In the entries that follow, how many lines contain the word "messages"? Answer with the number only.

Dataset records:
— begin —

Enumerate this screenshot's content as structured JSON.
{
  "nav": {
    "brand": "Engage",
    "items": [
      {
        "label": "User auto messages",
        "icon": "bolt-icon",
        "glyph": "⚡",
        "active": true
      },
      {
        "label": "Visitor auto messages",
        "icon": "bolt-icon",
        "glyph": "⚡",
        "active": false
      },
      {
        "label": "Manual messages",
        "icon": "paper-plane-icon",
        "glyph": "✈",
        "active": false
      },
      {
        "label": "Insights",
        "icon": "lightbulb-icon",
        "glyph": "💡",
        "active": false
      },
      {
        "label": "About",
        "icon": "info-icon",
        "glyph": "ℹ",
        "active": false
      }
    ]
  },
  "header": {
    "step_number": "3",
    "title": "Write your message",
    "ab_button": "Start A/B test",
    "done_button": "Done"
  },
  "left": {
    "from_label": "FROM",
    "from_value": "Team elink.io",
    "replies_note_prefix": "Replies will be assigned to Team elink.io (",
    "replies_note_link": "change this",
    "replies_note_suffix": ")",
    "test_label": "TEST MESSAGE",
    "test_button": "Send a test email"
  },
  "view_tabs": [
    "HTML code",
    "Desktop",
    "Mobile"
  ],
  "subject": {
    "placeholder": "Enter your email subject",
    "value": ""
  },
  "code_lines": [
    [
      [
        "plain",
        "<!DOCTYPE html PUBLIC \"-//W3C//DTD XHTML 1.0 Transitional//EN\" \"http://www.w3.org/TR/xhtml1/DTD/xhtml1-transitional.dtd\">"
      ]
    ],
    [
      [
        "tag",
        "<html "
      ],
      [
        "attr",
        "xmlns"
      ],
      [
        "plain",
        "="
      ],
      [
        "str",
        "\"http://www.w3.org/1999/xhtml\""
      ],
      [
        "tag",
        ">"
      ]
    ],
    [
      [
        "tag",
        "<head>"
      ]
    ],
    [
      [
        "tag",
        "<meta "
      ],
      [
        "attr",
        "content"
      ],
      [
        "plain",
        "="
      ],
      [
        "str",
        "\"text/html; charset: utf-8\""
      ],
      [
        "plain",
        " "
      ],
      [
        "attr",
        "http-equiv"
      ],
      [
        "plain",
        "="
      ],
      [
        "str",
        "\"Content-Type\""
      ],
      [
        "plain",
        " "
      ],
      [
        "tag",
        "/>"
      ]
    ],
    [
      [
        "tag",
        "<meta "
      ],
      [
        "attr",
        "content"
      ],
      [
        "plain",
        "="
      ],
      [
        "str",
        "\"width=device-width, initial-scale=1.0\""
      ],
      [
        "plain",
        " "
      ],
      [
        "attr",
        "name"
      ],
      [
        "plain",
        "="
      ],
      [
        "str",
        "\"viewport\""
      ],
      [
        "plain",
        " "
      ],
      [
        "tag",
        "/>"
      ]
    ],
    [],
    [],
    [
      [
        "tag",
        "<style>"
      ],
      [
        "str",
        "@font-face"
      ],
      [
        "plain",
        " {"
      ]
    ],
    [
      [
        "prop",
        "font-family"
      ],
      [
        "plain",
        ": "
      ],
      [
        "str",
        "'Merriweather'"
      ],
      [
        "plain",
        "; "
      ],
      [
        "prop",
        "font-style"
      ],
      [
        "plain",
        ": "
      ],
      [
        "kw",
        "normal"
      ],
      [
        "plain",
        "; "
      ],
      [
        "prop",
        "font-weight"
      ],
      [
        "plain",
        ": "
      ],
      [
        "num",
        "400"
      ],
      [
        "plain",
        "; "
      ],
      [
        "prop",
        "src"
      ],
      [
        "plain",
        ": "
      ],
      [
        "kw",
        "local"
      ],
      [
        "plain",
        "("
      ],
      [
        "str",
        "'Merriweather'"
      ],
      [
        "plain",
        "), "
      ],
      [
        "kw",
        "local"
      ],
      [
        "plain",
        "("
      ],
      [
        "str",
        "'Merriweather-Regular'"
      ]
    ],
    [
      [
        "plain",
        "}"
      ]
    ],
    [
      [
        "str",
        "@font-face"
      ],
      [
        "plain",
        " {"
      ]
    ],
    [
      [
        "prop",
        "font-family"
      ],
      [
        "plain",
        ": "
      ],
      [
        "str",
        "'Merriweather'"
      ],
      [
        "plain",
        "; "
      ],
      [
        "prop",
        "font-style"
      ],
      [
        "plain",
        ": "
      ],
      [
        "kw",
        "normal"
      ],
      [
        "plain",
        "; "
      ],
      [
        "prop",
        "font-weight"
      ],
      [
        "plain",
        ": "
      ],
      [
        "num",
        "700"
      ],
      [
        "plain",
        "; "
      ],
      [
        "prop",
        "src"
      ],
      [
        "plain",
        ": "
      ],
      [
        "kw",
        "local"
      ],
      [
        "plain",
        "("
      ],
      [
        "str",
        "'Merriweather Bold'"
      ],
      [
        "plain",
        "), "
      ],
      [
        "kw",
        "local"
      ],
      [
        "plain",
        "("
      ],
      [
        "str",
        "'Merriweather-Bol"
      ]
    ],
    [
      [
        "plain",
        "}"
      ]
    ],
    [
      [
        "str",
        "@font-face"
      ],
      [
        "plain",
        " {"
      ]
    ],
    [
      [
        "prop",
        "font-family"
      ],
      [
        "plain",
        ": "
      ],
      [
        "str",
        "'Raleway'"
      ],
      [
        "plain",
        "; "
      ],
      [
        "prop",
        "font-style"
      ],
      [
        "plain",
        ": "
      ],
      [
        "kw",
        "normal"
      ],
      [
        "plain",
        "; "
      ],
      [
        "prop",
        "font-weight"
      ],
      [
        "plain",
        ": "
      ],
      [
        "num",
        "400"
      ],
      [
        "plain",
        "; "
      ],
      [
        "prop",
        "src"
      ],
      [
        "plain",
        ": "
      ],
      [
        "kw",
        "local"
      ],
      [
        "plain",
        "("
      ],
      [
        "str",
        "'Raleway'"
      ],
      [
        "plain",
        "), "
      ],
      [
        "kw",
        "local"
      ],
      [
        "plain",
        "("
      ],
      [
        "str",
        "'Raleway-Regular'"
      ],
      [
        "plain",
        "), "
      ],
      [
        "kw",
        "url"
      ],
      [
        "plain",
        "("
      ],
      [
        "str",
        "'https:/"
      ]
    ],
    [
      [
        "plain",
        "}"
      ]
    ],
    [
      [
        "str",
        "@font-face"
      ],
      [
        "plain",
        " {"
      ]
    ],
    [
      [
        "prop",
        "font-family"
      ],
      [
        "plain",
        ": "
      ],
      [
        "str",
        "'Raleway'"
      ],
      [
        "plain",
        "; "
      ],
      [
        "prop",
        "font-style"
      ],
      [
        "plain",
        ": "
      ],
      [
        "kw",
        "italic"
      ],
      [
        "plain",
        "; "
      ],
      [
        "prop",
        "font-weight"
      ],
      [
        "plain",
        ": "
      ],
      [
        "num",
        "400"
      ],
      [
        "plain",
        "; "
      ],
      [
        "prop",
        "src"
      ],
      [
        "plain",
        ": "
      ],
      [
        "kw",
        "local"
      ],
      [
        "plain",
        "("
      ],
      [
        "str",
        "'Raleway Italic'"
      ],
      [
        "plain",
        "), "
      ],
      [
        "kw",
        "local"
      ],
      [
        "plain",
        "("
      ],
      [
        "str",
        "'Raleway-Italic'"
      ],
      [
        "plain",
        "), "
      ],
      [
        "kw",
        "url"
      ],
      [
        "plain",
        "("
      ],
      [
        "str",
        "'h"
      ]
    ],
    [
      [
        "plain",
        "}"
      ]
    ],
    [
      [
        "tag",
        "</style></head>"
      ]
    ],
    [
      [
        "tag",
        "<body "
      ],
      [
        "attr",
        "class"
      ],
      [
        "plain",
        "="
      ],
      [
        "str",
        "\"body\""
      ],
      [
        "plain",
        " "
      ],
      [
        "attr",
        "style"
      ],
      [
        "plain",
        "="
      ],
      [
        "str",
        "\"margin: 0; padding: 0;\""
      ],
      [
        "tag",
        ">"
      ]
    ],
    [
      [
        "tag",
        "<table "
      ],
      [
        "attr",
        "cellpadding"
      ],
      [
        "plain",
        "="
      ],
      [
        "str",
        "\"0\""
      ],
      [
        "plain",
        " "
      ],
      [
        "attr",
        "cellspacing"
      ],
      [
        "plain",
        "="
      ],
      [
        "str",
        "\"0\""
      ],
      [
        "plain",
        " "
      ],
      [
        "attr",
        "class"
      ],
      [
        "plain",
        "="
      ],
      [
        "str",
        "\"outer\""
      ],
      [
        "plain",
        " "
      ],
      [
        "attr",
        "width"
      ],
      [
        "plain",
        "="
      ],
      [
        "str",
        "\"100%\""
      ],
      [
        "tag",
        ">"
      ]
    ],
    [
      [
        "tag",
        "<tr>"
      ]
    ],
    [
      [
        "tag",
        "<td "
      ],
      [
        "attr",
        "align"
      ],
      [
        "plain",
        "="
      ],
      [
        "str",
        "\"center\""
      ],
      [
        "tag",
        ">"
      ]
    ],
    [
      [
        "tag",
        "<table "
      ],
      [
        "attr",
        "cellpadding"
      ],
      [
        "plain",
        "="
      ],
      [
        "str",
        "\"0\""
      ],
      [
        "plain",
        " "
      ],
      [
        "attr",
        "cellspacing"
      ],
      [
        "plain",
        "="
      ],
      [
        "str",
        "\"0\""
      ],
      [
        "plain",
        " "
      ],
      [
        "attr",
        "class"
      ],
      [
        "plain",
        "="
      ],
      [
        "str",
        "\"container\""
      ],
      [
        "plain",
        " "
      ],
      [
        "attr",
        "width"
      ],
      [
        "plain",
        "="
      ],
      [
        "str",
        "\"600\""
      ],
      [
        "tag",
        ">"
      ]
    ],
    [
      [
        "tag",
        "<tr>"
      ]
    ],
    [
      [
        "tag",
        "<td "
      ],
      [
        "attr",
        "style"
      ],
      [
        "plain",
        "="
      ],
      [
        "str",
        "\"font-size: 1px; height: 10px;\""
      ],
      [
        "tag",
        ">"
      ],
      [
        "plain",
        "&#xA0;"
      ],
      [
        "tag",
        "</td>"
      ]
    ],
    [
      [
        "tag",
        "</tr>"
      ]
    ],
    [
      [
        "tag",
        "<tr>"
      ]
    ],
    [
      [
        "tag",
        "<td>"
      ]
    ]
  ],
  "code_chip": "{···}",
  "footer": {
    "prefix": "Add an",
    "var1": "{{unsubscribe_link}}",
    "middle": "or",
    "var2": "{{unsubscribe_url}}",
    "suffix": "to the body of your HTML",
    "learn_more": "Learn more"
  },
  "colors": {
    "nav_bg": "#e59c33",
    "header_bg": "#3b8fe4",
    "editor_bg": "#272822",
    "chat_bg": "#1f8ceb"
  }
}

— end —

Exercise answer: 3